Task goal: Can you list everything from the line containing "Enumerate the UI" down to the line containing "396, 920, 411]" as a numbered list, including both of those lines and leaving out blank lines?

Data shown:
****************************************

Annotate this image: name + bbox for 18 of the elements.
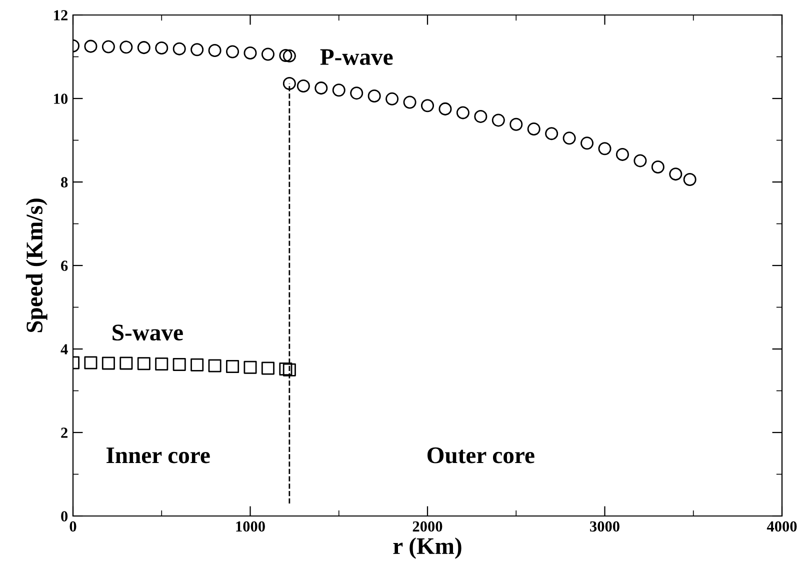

****************************************

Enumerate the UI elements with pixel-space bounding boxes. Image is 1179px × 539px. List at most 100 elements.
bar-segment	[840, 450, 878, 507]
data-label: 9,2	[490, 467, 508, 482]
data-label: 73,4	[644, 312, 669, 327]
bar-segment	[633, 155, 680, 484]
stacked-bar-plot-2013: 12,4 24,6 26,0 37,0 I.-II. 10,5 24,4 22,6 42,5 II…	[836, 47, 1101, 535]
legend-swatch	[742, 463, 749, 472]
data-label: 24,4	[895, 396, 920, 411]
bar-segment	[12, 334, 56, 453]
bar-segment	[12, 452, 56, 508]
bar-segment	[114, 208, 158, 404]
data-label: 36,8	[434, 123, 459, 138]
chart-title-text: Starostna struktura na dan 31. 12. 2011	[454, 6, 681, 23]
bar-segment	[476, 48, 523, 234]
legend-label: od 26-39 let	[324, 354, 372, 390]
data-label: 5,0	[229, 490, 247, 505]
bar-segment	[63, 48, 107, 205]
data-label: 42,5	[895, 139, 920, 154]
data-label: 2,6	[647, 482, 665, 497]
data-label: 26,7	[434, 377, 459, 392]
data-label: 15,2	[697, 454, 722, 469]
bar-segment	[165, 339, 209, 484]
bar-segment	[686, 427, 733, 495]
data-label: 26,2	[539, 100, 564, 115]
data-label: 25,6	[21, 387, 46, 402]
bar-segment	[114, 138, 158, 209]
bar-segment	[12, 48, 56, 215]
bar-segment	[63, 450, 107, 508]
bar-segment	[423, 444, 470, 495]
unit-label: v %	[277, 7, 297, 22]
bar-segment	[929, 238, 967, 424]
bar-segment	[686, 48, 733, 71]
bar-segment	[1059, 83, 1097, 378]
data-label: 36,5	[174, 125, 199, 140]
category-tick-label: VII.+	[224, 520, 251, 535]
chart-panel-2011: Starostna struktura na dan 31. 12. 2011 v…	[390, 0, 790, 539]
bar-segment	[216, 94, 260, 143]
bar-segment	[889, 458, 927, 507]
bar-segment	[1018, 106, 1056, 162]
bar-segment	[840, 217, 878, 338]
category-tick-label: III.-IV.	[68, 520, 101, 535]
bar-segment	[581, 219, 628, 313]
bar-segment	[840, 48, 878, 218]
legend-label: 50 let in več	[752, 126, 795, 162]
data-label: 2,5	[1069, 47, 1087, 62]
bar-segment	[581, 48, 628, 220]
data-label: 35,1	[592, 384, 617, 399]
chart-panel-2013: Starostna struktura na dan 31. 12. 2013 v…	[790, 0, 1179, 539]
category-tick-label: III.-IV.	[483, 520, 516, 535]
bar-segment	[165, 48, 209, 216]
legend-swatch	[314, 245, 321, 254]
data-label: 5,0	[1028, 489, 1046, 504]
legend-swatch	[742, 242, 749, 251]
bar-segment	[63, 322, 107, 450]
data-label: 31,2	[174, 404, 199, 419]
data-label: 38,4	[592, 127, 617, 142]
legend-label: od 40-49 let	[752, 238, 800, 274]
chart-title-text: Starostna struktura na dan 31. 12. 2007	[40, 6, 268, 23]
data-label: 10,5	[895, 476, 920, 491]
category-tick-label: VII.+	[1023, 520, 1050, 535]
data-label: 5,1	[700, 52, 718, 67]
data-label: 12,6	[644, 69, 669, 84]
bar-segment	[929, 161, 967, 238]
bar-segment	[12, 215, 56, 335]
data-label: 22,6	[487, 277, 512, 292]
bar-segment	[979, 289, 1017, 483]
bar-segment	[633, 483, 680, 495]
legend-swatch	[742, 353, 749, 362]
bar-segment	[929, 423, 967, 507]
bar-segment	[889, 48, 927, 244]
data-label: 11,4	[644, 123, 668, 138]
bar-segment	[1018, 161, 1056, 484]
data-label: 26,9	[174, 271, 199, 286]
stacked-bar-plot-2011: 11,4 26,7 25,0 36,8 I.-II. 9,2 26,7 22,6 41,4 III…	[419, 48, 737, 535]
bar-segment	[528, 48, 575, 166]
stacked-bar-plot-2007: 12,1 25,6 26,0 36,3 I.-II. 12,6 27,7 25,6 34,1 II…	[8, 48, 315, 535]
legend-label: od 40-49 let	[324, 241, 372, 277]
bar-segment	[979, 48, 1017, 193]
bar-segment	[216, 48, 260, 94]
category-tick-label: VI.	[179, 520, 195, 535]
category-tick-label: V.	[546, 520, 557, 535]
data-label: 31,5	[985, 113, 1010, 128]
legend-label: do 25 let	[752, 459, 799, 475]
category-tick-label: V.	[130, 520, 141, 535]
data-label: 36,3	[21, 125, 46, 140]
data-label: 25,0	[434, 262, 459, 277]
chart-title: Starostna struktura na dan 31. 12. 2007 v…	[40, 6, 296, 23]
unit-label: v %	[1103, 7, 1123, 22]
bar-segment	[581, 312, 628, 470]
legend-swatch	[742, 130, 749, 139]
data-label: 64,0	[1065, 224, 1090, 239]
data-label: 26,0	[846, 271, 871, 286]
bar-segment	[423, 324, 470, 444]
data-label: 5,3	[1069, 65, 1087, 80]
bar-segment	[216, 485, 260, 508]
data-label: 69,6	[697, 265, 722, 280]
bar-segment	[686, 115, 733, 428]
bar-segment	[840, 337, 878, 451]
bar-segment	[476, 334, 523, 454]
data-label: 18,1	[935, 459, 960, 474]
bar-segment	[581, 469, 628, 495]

****************************************

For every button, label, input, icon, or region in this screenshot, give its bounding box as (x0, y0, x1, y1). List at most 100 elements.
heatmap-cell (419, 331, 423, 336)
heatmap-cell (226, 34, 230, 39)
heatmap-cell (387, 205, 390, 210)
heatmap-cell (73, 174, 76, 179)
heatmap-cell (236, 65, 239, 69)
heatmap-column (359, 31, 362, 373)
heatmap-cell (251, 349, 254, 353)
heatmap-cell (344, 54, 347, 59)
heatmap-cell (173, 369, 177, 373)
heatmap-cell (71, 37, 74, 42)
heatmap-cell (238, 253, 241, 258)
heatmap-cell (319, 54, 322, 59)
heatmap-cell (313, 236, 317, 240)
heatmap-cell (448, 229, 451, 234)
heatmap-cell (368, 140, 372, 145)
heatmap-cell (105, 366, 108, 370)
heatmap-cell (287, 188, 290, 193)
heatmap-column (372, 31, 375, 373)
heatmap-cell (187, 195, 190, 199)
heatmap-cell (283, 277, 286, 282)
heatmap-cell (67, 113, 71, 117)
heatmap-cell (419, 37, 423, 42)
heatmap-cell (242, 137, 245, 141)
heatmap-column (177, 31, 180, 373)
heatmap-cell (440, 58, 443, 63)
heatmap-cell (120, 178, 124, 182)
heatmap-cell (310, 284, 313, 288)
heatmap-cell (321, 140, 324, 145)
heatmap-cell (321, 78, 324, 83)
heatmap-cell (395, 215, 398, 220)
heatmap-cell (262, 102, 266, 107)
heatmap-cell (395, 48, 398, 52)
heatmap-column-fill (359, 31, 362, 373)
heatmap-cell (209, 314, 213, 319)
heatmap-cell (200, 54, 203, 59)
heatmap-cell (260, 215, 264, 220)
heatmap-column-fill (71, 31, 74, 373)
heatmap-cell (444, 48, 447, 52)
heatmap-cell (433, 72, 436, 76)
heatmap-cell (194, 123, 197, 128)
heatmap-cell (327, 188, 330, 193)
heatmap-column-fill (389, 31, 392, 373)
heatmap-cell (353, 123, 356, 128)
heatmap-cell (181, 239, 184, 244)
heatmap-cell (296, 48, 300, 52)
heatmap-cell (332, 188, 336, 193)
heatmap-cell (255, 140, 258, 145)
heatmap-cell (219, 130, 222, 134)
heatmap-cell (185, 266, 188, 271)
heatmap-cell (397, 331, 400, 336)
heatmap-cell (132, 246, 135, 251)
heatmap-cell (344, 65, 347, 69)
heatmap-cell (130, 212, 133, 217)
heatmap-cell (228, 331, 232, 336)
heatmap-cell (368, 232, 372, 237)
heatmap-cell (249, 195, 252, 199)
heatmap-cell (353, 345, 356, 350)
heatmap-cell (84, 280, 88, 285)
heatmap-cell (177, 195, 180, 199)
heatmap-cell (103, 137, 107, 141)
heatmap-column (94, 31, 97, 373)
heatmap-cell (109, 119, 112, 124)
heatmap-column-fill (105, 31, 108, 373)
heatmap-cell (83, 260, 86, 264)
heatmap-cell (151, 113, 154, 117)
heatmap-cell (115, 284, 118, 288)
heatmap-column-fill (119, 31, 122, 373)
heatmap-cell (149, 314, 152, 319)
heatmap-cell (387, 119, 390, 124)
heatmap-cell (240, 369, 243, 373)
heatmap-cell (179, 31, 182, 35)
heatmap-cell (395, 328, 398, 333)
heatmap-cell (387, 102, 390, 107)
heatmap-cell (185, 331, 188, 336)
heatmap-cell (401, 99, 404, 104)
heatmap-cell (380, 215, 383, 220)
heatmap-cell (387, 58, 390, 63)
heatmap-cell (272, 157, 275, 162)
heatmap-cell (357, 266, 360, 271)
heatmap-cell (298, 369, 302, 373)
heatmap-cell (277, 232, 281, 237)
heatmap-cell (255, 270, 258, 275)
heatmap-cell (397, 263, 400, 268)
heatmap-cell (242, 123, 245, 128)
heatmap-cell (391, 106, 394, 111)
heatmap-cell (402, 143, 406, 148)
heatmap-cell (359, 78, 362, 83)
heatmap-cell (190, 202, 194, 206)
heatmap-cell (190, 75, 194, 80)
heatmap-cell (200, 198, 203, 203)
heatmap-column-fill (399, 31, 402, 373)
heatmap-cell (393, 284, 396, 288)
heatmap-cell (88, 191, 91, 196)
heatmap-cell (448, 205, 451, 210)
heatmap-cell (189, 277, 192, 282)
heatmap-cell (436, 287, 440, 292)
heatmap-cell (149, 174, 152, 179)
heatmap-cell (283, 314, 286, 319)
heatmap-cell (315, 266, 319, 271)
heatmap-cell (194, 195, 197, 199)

****************************************

Answer for this exercise:
1. Enumerate the UI elements with pixel-space bounding boxes. Image is 1179px × 539px. List at most 100 elements.
2. bar-segment	[840, 450, 878, 507]
3. data-label: 9,2	[490, 467, 508, 482]
4. data-label: 73,4	[644, 312, 669, 327]
5. bar-segment	[633, 155, 680, 484]
6. stacked-bar-plot-2013: 12,4 24,6 26,0 37,0 I.-II. 10,5 24,4 22,6 42,5 II…	[836, 47, 1101, 535]
7. legend-swatch	[742, 463, 749, 472]
8. data-label: 24,4	[895, 396, 920, 411]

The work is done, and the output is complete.